EXTRAIT DU DOCUMENT:

(Togo First) - Indicateur sur lequel le Togo doit encore beaucoup travailler selon le dernier Doing Business, le transfert de propriété prend une part importante dans les réformes entreprises par le gouvernement togolais depuis le début de cette année : réduction du délai, réduction des droits d’enregistrements et création d’un bureau dédié, Lomé semble donner la part belle au foncier. Des mesures que la Bad salue dans ses dernières perspectives sur les économies africaines. Et c’est prometteur. La banque panafricaine estime que le seul transfert de propriété pourrait impulser un bond à deux chiffres à l’investissement privé sur les deux prochaines années.
Ces prédictions ont reçu la semaine dernière la bénédiction du Millenium Challenge corporation (MCC) avec l’approbation du programme de seuil assorti d’une enveloppe financier de 35 millions $ pour accompagner ce secteur sensible de l’économie togolaise.
Si la Bad projette 10% de croissance de l’investissement par an, à la Direction des affaires domaniales et cadastrales, on veut faire mieux. Dans une interview que M. Abby Toyi, directeur de cette institution rattachée à l’Office togolais des recettes(OTR), a donnée à Togo First, le dirigeant passe en revue tout le foncier togolais. Une sorte de bilan – défis – perspectives, avec une petite dose de mise au point que nous offrons dans ce premier numéro de « la personnalité de la semaine ».
Togo First : Dans son rapport sur les perspectives économiques en Afrique 2016, la Banque africaine de développement révèle que le système foncier du Togo est le plus lent d’Afrique. Quelles sont les mesures prises depuis cette date pour améliorer cette situation ?
Abby Toyi (AT) : La vérité, c’est qu’en 2016, nous sommes à 21 jours. C’était notre moyenne annuelle. On ne peut pas nous dire que c’est le plus lent ! C’est d’ailleurs l’un des records devant d’autres pays qui ont 90 jours. Nous, nous en avons 21. Je reconnais que la procédure de notre régime qui est particulier pour les premières créations, c’est-à-dire les immatriculations, peut prendre jusqu’à 283 jours. Mais le critère retenu par Doing Business concerne le transfert, non les premières créations. Et la moyenne au titre du mois de janvier 2018 pour les transferts de propriété est de 9 jours. Peut-être que pour les autres mois de l’année, cela pourrait flotter un peu en raison de la teneur de certains dossiers. Cela pourrait aller à 15 jours. Et il est vrai qu’entre temps, ça avait flotté du fait de nos déménagements.

CONSIGNES DES TÂCHES:
A – Quelles mesures foncières prises par le gouvernement togolais depuis le début de l'année l'extrait sur le transfert de propriété au Togo énumère-t-il ?
B – Dans l'extrait sur le transfert de propriété au Togo, pourquoi M. Abby Toyi estime-t-il que les 283 jours nécessaires aux immatriculations ne relèvent pas du critère de Doing Business ?
C – Reprenez l'extrait sur le foncier togolais après sa dernière phrase.
Le matériel placé après cet extrait n'est d'aucune utilité ici.

DONNÉES AFFICHÉES:
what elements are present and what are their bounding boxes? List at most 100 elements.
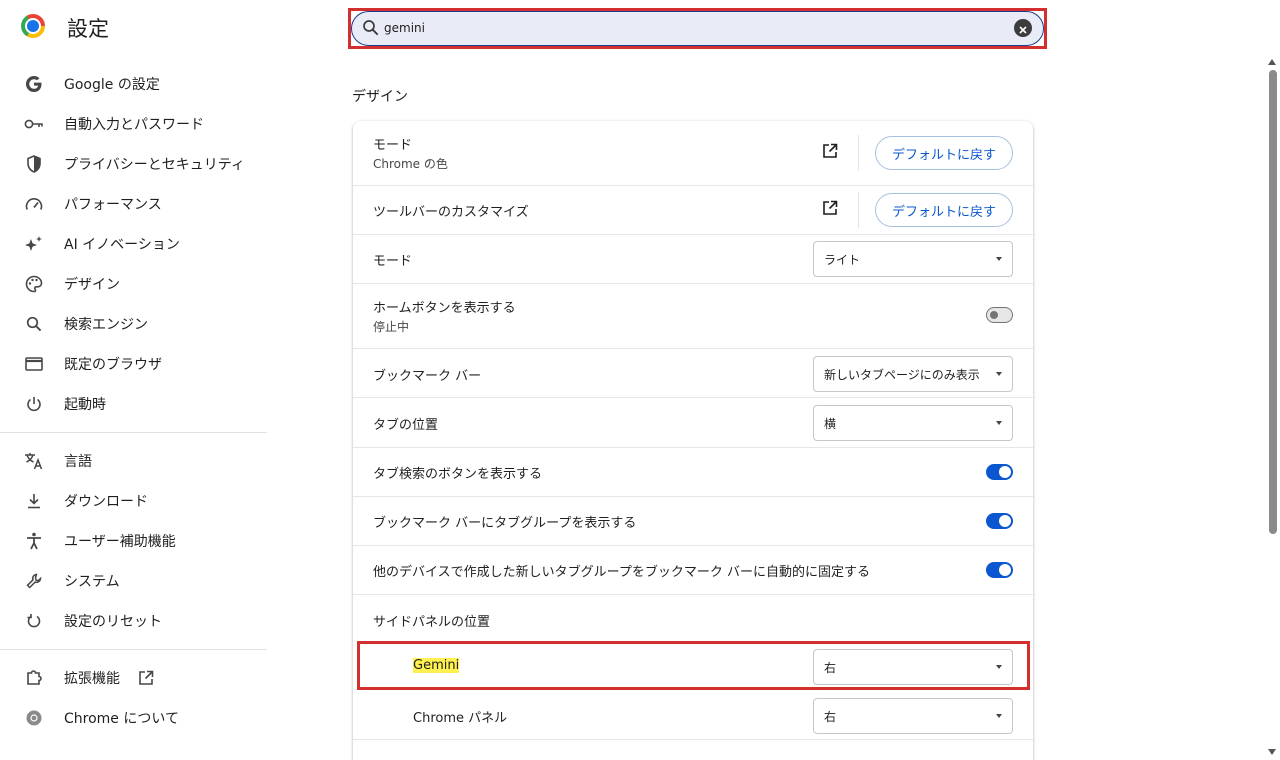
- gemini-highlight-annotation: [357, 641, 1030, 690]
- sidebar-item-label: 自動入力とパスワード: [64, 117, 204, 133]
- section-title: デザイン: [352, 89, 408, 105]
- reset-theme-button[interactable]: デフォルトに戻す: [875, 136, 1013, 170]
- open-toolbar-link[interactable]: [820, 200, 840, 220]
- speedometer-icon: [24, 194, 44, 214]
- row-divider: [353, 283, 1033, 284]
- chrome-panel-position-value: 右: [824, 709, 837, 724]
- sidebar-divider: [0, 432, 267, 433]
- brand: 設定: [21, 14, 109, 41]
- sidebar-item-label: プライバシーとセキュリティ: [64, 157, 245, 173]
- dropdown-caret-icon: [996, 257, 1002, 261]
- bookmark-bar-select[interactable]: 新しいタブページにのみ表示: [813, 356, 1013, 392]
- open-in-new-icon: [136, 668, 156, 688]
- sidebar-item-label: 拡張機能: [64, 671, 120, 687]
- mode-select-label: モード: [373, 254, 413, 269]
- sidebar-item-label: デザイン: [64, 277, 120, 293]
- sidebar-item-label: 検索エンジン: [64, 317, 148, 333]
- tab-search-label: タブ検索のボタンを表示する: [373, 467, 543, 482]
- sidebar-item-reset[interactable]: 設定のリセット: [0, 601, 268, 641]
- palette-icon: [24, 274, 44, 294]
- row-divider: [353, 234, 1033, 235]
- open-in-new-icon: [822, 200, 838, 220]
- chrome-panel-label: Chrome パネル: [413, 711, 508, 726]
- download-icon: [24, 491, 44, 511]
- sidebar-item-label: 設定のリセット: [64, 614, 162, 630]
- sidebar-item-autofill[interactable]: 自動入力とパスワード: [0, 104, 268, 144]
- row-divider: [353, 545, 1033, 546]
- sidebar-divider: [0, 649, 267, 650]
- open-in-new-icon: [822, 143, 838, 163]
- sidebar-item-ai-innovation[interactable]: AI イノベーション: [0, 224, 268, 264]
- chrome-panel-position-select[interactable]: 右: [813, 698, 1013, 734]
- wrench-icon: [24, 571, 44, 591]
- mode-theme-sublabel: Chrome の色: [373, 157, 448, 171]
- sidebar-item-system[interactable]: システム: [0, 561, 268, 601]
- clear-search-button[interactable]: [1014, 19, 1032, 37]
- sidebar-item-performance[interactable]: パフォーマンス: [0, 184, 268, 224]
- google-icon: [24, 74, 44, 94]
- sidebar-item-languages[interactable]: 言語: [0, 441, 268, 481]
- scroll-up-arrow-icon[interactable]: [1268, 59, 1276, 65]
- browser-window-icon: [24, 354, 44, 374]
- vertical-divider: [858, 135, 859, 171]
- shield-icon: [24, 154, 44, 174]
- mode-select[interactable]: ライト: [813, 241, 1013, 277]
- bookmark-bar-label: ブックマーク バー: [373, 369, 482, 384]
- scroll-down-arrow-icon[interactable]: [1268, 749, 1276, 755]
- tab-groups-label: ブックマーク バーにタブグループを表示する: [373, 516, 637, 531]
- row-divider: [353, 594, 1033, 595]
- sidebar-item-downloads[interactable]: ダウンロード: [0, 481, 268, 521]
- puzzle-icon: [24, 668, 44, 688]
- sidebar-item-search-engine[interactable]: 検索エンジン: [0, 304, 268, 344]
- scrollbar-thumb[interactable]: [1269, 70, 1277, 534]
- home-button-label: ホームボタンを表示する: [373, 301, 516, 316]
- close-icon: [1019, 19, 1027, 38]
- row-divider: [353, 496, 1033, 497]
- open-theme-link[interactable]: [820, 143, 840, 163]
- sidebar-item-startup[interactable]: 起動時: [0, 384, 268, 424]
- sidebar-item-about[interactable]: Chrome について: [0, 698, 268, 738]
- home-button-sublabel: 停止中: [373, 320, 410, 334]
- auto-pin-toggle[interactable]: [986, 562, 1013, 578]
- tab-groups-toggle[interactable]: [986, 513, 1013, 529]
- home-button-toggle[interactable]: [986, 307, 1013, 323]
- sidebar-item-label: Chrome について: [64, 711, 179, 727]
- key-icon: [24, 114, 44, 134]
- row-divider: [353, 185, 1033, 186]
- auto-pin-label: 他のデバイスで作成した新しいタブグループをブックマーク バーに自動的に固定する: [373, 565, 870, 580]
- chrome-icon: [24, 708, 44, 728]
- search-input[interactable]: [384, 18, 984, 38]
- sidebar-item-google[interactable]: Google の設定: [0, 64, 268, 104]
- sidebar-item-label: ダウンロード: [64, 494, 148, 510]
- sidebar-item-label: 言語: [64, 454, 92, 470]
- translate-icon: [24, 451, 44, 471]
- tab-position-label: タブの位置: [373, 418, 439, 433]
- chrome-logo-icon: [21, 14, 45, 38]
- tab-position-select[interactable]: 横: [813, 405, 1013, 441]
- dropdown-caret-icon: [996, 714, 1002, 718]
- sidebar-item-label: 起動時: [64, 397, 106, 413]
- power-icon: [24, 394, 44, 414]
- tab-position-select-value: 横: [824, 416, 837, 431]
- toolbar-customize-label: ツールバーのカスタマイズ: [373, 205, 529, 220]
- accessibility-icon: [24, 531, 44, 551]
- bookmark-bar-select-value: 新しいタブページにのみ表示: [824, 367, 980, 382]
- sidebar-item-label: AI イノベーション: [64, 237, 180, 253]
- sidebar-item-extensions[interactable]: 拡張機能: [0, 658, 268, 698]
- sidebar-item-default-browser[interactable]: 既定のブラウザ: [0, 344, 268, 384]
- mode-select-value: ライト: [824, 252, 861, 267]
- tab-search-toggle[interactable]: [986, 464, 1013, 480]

RÉPONSES PAR TÂCHE:
A –
- La réduction du délai
- La réduction des droits d'enregistrement
- La création d'un bureau dédié

B – Ce délai concerne les premières créations, c'est-à-dire les immatriculations. Or le critère retenu par Doing Business porte sur le transfert de propriété, et non sur ces premières créations.

C –
Togo First : Concrètement, quelles sont les mesures qui ont permis d’améliorer ce délai ?
AT : Nous avons connu un problème de personnel. Maintenant, la DADC a assez de personnel. Nous avions également des problèmes de matériels techniques pour aller faire les bornages. Mais depuis, il y a eu renforcement du personnel et nous avons acquis du matériel topographique pour faire rapidement les bornages ; nous avons commencé à informatiser suffisamment les traitements ; nous avons fini le scannage pratiquement à 97 %, pour aller vite quand il s’agit de se renseigner sur les titres fonciers. Sans informatisation, c’est difficile. Cette politique a été accompagnée par les autorités qui ont compris qu’il nous fallait des moyens. Aujourd’hui, nous avons créé un bureau uniquement dédié au transfert de propriété.
Donc si vous venez, les minutes qui suivent, on vérifie votre dossier et dès le soir on vous signe. Comme le scannage est en train de finir, nous allons aboutir bientôt à la création de titres fonciers numérisés avec signature électronique. Le système va très loin et vous verrez la révolution qui se fera. L’effort est manifeste, c’est d’ailleurs pour cela que nous avons été rattachés à l’OTR, pour aller encore plus loin.
Dans tous les cas, notre objectif pour 2018, c’est d’arriver à 15 jours pour le transfert de propriété. Nous promettons d’être les champions, comptez sur nous. En 2020, nous serons justes derrière le Rwanda qui est le premier en Afrique.
Togo First : Dans l’édition 2018 du même rapport, la BAD estime que l’accélération des transferts de propriété pourrait booster l’investissement privé. Quelle est votre appréciation face à cette projection ?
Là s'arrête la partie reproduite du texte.